### Given task
Every entry below should be repeated exactly; the pictures should not.

######

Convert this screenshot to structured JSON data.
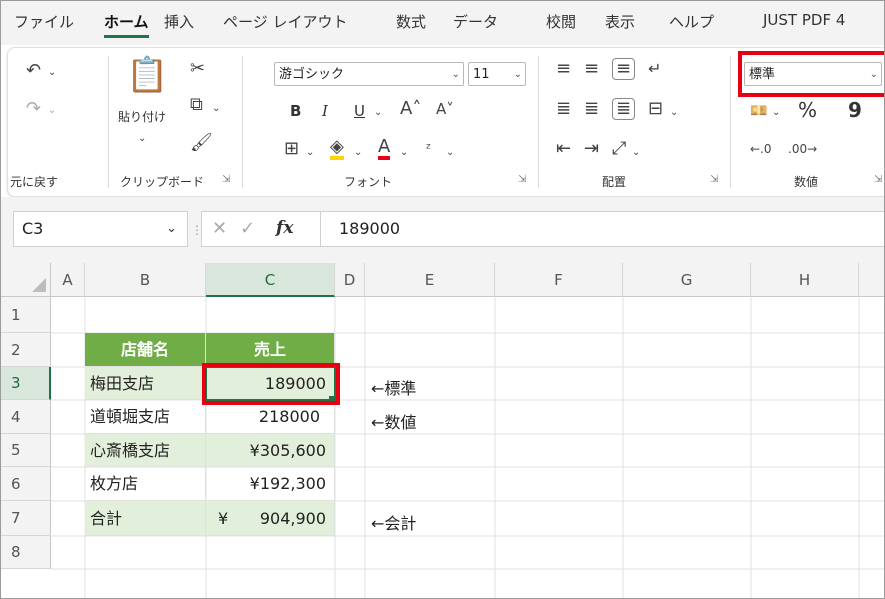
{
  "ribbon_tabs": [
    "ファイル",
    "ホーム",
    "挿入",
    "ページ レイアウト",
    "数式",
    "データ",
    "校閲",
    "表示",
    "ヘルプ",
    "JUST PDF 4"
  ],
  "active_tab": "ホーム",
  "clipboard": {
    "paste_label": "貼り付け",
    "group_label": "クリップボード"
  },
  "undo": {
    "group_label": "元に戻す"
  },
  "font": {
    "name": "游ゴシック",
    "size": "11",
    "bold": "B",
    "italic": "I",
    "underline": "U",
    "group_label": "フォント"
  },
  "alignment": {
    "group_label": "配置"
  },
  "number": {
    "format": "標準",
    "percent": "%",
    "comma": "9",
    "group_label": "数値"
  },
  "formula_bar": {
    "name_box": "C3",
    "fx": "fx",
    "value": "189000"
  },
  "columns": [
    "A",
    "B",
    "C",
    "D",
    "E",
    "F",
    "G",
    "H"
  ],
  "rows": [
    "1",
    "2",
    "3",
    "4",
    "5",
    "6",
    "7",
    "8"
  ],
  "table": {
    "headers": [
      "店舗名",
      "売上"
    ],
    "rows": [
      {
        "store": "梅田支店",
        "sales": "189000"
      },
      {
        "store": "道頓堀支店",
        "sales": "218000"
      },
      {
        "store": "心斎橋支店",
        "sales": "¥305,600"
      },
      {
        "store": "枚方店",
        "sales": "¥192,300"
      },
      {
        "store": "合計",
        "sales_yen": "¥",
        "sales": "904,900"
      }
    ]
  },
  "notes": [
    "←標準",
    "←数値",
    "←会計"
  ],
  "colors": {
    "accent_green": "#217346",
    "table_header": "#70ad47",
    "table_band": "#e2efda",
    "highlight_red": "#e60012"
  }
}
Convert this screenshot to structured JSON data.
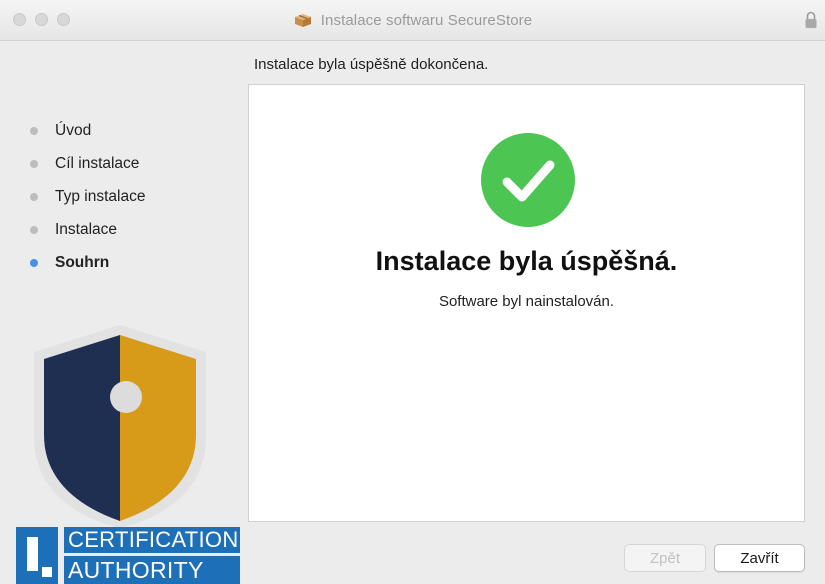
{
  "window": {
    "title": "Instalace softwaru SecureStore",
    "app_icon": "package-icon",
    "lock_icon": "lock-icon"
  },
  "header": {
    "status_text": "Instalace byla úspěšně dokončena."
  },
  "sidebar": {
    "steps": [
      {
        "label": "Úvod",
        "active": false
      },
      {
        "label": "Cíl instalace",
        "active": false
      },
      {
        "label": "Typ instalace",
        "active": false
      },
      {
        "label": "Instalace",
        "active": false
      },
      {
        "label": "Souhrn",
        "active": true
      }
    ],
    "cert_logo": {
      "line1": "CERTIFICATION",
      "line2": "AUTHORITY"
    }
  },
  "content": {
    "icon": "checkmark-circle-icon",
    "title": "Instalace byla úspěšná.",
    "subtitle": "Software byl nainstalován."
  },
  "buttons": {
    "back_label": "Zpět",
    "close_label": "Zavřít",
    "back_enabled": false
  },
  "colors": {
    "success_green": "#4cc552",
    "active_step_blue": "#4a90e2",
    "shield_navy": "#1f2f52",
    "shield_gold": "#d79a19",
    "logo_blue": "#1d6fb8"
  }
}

######

### Reply
Convert this screenshot to structured JSON data.
{
  "ribbon_tabs": [
    "ファイル",
    "ホーム",
    "挿入",
    "ページ レイアウト",
    "数式",
    "データ",
    "校閲",
    "表示",
    "ヘルプ",
    "JUST PDF 4"
  ],
  "active_tab": "ホーム",
  "clipboard": {
    "paste_label": "貼り付け",
    "group_label": "クリップボード"
  },
  "undo": {
    "group_label": "元に戻す"
  },
  "font": {
    "name": "游ゴシック",
    "size": "11",
    "bold": "B",
    "italic": "I",
    "underline": "U",
    "group_label": "フォント"
  },
  "alignment": {
    "group_label": "配置"
  },
  "number": {
    "format": "標準",
    "percent": "%",
    "comma": "9",
    "group_label": "数値"
  },
  "formula_bar": {
    "name_box": "C3",
    "fx": "fx",
    "value": "189000"
  },
  "columns": [
    "A",
    "B",
    "C",
    "D",
    "E",
    "F",
    "G",
    "H"
  ],
  "rows": [
    "1",
    "2",
    "3",
    "4",
    "5",
    "6",
    "7",
    "8"
  ],
  "table": {
    "headers": [
      "店舗名",
      "売上"
    ],
    "rows": [
      {
        "store": "梅田支店",
        "sales": "189000"
      },
      {
        "store": "道頓堀支店",
        "sales": "218000"
      },
      {
        "store": "心斎橋支店",
        "sales": "¥305,600"
      },
      {
        "store": "枚方店",
        "sales": "¥192,300"
      },
      {
        "store": "合計",
        "sales_yen": "¥",
        "sales": "904,900"
      }
    ]
  },
  "notes": [
    "←標準",
    "←数値",
    "←会計"
  ],
  "colors": {
    "accent_green": "#217346",
    "table_header": "#70ad47",
    "table_band": "#e2efda",
    "highlight_red": "#e60012"
  }
}
Convert this screenshot to structured JSON data.
{
  "window": {
    "title": "Instalace softwaru SecureStore",
    "app_icon": "package-icon",
    "lock_icon": "lock-icon"
  },
  "header": {
    "status_text": "Instalace byla úspěšně dokončena."
  },
  "sidebar": {
    "steps": [
      {
        "label": "Úvod",
        "active": false
      },
      {
        "label": "Cíl instalace",
        "active": false
      },
      {
        "label": "Typ instalace",
        "active": false
      },
      {
        "label": "Instalace",
        "active": false
      },
      {
        "label": "Souhrn",
        "active": true
      }
    ],
    "cert_logo": {
      "line1": "CERTIFICATION",
      "line2": "AUTHORITY"
    }
  },
  "content": {
    "icon": "checkmark-circle-icon",
    "title": "Instalace byla úspěšná.",
    "subtitle": "Software byl nainstalován."
  },
  "buttons": {
    "back_label": "Zpět",
    "close_label": "Zavřít",
    "back_enabled": false
  },
  "colors": {
    "success_green": "#4cc552",
    "active_step_blue": "#4a90e2",
    "shield_navy": "#1f2f52",
    "shield_gold": "#d79a19",
    "logo_blue": "#1d6fb8"
  }
}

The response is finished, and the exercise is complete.